WHAT YOU NEED TO DO » Repeat all the material exactly; pictures stay out of your copy.

# # # # #

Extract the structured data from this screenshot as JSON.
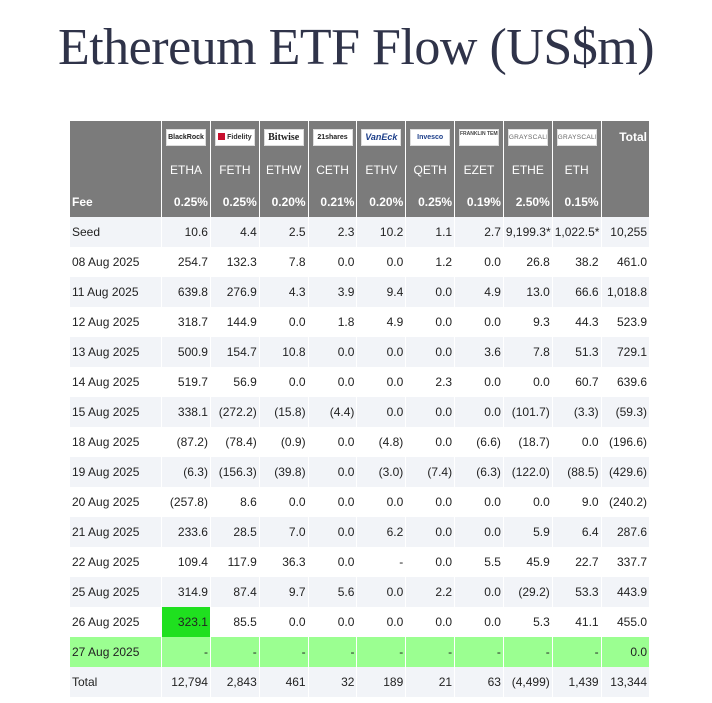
{
  "title": "Ethereum ETF Flow (US$m)",
  "issuers": [
    "BlackRock",
    "Fidelity",
    "Bitwise",
    "21shares",
    "VanEck",
    "Invesco",
    "FRANKLIN TEMPLETON",
    "GRAYSCALE",
    "GRAYSCALE"
  ],
  "total_label": "Total",
  "tickers": [
    "ETHA",
    "FETH",
    "ETHW",
    "CETH",
    "ETHV",
    "QETH",
    "EZET",
    "ETHE",
    "ETH"
  ],
  "fee_label": "Fee",
  "fees": [
    "0.25%",
    "0.25%",
    "0.20%",
    "0.21%",
    "0.20%",
    "0.25%",
    "0.19%",
    "2.50%",
    "0.15%"
  ],
  "rows": [
    {
      "date": "Seed",
      "values": [
        "10.6",
        "4.4",
        "2.5",
        "2.3",
        "10.2",
        "1.1",
        "2.7",
        "9,199.3*",
        "1,022.5*",
        "10,255"
      ]
    },
    {
      "date": "08 Aug 2025",
      "values": [
        "254.7",
        "132.3",
        "7.8",
        "0.0",
        "0.0",
        "1.2",
        "0.0",
        "26.8",
        "38.2",
        "461.0"
      ]
    },
    {
      "date": "11 Aug 2025",
      "values": [
        "639.8",
        "276.9",
        "4.3",
        "3.9",
        "9.4",
        "0.0",
        "4.9",
        "13.0",
        "66.6",
        "1,018.8"
      ]
    },
    {
      "date": "12 Aug 2025",
      "values": [
        "318.7",
        "144.9",
        "0.0",
        "1.8",
        "4.9",
        "0.0",
        "0.0",
        "9.3",
        "44.3",
        "523.9"
      ]
    },
    {
      "date": "13 Aug 2025",
      "values": [
        "500.9",
        "154.7",
        "10.8",
        "0.0",
        "0.0",
        "0.0",
        "3.6",
        "7.8",
        "51.3",
        "729.1"
      ]
    },
    {
      "date": "14 Aug 2025",
      "values": [
        "519.7",
        "56.9",
        "0.0",
        "0.0",
        "0.0",
        "2.3",
        "0.0",
        "0.0",
        "60.7",
        "639.6"
      ]
    },
    {
      "date": "15 Aug 2025",
      "values": [
        "338.1",
        "(272.2)",
        "(15.8)",
        "(4.4)",
        "0.0",
        "0.0",
        "0.0",
        "(101.7)",
        "(3.3)",
        "(59.3)"
      ]
    },
    {
      "date": "18 Aug 2025",
      "values": [
        "(87.2)",
        "(78.4)",
        "(0.9)",
        "0.0",
        "(4.8)",
        "0.0",
        "(6.6)",
        "(18.7)",
        "0.0",
        "(196.6)"
      ]
    },
    {
      "date": "19 Aug 2025",
      "values": [
        "(6.3)",
        "(156.3)",
        "(39.8)",
        "0.0",
        "(3.0)",
        "(7.4)",
        "(6.3)",
        "(122.0)",
        "(88.5)",
        "(429.6)"
      ]
    },
    {
      "date": "20 Aug 2025",
      "values": [
        "(257.8)",
        "8.6",
        "0.0",
        "0.0",
        "0.0",
        "0.0",
        "0.0",
        "0.0",
        "9.0",
        "(240.2)"
      ]
    },
    {
      "date": "21 Aug 2025",
      "values": [
        "233.6",
        "28.5",
        "7.0",
        "0.0",
        "6.2",
        "0.0",
        "0.0",
        "5.9",
        "6.4",
        "287.6"
      ]
    },
    {
      "date": "22 Aug 2025",
      "values": [
        "109.4",
        "117.9",
        "36.3",
        "0.0",
        "-",
        "0.0",
        "5.5",
        "45.9",
        "22.7",
        "337.7"
      ]
    },
    {
      "date": "25 Aug 2025",
      "values": [
        "314.9",
        "87.4",
        "9.7",
        "5.6",
        "0.0",
        "2.2",
        "0.0",
        "(29.2)",
        "53.3",
        "443.9"
      ]
    },
    {
      "date": "26 Aug 2025",
      "values": [
        "323.1",
        "85.5",
        "0.0",
        "0.0",
        "0.0",
        "0.0",
        "0.0",
        "5.3",
        "41.1",
        "455.0"
      ]
    },
    {
      "date": "27 Aug 2025",
      "values": [
        "-",
        "-",
        "-",
        "-",
        "-",
        "-",
        "-",
        "-",
        "-",
        "0.0"
      ]
    },
    {
      "date": "Total",
      "values": [
        "12,794",
        "2,843",
        "461",
        "32",
        "189",
        "21",
        "63",
        "(4,499)",
        "1,439",
        "13,344"
      ]
    }
  ],
  "colors": {
    "header_bg": "#7b7b7b",
    "negative": "#d00000",
    "highlight": "#1fe01f",
    "last_row": "#9bff91",
    "stripe": "#f2f4f8"
  }
}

# # # # #

OUTPUT OF THE TASK »
Extract the structured data from this screenshot as JSON.
{
  "title": "Ethereum ETF Flow (US$m)",
  "issuers": [
    "BlackRock",
    "Fidelity",
    "Bitwise",
    "21shares",
    "VanEck",
    "Invesco",
    "FRANKLIN TEMPLETON",
    "GRAYSCALE",
    "GRAYSCALE"
  ],
  "total_label": "Total",
  "tickers": [
    "ETHA",
    "FETH",
    "ETHW",
    "CETH",
    "ETHV",
    "QETH",
    "EZET",
    "ETHE",
    "ETH"
  ],
  "fee_label": "Fee",
  "fees": [
    "0.25%",
    "0.25%",
    "0.20%",
    "0.21%",
    "0.20%",
    "0.25%",
    "0.19%",
    "2.50%",
    "0.15%"
  ],
  "rows": [
    {
      "date": "Seed",
      "values": [
        "10.6",
        "4.4",
        "2.5",
        "2.3",
        "10.2",
        "1.1",
        "2.7",
        "9,199.3*",
        "1,022.5*",
        "10,255"
      ]
    },
    {
      "date": "08 Aug 2025",
      "values": [
        "254.7",
        "132.3",
        "7.8",
        "0.0",
        "0.0",
        "1.2",
        "0.0",
        "26.8",
        "38.2",
        "461.0"
      ]
    },
    {
      "date": "11 Aug 2025",
      "values": [
        "639.8",
        "276.9",
        "4.3",
        "3.9",
        "9.4",
        "0.0",
        "4.9",
        "13.0",
        "66.6",
        "1,018.8"
      ]
    },
    {
      "date": "12 Aug 2025",
      "values": [
        "318.7",
        "144.9",
        "0.0",
        "1.8",
        "4.9",
        "0.0",
        "0.0",
        "9.3",
        "44.3",
        "523.9"
      ]
    },
    {
      "date": "13 Aug 2025",
      "values": [
        "500.9",
        "154.7",
        "10.8",
        "0.0",
        "0.0",
        "0.0",
        "3.6",
        "7.8",
        "51.3",
        "729.1"
      ]
    },
    {
      "date": "14 Aug 2025",
      "values": [
        "519.7",
        "56.9",
        "0.0",
        "0.0",
        "0.0",
        "2.3",
        "0.0",
        "0.0",
        "60.7",
        "639.6"
      ]
    },
    {
      "date": "15 Aug 2025",
      "values": [
        "338.1",
        "(272.2)",
        "(15.8)",
        "(4.4)",
        "0.0",
        "0.0",
        "0.0",
        "(101.7)",
        "(3.3)",
        "(59.3)"
      ]
    },
    {
      "date": "18 Aug 2025",
      "values": [
        "(87.2)",
        "(78.4)",
        "(0.9)",
        "0.0",
        "(4.8)",
        "0.0",
        "(6.6)",
        "(18.7)",
        "0.0",
        "(196.6)"
      ]
    },
    {
      "date": "19 Aug 2025",
      "values": [
        "(6.3)",
        "(156.3)",
        "(39.8)",
        "0.0",
        "(3.0)",
        "(7.4)",
        "(6.3)",
        "(122.0)",
        "(88.5)",
        "(429.6)"
      ]
    },
    {
      "date": "20 Aug 2025",
      "values": [
        "(257.8)",
        "8.6",
        "0.0",
        "0.0",
        "0.0",
        "0.0",
        "0.0",
        "0.0",
        "9.0",
        "(240.2)"
      ]
    },
    {
      "date": "21 Aug 2025",
      "values": [
        "233.6",
        "28.5",
        "7.0",
        "0.0",
        "6.2",
        "0.0",
        "0.0",
        "5.9",
        "6.4",
        "287.6"
      ]
    },
    {
      "date": "22 Aug 2025",
      "values": [
        "109.4",
        "117.9",
        "36.3",
        "0.0",
        "-",
        "0.0",
        "5.5",
        "45.9",
        "22.7",
        "337.7"
      ]
    },
    {
      "date": "25 Aug 2025",
      "values": [
        "314.9",
        "87.4",
        "9.7",
        "5.6",
        "0.0",
        "2.2",
        "0.0",
        "(29.2)",
        "53.3",
        "443.9"
      ]
    },
    {
      "date": "26 Aug 2025",
      "values": [
        "323.1",
        "85.5",
        "0.0",
        "0.0",
        "0.0",
        "0.0",
        "0.0",
        "5.3",
        "41.1",
        "455.0"
      ]
    },
    {
      "date": "27 Aug 2025",
      "values": [
        "-",
        "-",
        "-",
        "-",
        "-",
        "-",
        "-",
        "-",
        "-",
        "0.0"
      ]
    },
    {
      "date": "Total",
      "values": [
        "12,794",
        "2,843",
        "461",
        "32",
        "189",
        "21",
        "63",
        "(4,499)",
        "1,439",
        "13,344"
      ]
    }
  ],
  "colors": {
    "header_bg": "#7b7b7b",
    "negative": "#d00000",
    "highlight": "#1fe01f",
    "last_row": "#9bff91",
    "stripe": "#f2f4f8"
  }
}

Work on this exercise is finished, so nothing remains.